┌────────
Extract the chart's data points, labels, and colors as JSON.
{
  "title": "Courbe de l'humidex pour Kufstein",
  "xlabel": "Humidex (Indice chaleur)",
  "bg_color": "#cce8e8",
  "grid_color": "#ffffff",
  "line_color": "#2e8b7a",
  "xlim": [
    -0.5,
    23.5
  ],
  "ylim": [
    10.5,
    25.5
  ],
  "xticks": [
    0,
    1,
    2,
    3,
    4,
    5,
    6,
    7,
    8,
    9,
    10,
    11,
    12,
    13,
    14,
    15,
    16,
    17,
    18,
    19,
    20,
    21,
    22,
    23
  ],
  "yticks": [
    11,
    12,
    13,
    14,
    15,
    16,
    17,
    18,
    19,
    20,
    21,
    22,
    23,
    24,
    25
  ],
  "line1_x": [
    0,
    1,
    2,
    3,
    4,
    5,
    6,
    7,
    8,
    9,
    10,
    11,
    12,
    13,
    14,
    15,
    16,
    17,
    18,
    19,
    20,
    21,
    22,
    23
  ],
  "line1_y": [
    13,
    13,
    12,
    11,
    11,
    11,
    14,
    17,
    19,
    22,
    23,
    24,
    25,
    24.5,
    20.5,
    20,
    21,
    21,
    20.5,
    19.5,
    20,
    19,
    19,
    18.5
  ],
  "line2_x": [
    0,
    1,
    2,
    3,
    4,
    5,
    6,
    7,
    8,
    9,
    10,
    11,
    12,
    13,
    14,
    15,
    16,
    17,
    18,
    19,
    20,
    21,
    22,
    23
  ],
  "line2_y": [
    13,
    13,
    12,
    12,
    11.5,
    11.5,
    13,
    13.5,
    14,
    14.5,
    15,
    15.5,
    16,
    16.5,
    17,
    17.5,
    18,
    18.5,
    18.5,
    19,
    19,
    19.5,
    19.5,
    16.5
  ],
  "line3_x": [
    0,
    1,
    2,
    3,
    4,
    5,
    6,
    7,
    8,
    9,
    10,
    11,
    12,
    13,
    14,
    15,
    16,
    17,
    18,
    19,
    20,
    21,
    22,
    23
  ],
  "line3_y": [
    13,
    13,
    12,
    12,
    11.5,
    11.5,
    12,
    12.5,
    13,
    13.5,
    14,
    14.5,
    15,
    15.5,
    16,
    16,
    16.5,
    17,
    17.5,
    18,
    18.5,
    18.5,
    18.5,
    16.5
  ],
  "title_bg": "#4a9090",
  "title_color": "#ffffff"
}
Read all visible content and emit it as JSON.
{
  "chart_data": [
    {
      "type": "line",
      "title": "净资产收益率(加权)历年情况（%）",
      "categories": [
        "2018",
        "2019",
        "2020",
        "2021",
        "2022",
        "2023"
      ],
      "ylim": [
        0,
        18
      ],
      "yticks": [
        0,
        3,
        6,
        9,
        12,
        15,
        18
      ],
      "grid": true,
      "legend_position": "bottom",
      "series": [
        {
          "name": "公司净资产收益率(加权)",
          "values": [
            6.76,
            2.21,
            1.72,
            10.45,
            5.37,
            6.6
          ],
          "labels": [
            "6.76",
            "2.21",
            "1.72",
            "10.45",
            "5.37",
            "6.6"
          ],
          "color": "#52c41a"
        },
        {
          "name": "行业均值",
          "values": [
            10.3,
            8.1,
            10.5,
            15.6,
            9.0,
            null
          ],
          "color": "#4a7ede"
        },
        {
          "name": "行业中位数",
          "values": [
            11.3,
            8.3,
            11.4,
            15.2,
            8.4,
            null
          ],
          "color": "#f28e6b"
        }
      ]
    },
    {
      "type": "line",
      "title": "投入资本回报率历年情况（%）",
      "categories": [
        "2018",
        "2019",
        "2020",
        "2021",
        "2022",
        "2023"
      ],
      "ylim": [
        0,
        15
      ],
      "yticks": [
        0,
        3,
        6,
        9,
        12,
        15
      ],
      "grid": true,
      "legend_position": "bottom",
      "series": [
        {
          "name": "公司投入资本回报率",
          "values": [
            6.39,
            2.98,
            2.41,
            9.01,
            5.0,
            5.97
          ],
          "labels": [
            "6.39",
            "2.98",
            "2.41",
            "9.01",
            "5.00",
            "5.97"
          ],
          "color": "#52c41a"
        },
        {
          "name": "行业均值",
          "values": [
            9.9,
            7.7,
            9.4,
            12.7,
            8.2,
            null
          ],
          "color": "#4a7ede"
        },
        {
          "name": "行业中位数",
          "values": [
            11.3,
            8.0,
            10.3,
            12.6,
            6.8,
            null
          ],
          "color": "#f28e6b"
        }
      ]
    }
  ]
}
└────────
> What to do
From the entries above, copy every line where the word "ffffff" shows up.

> Finished task
  "grid_color": "#ffffff",
  "title_color": "#ffffff"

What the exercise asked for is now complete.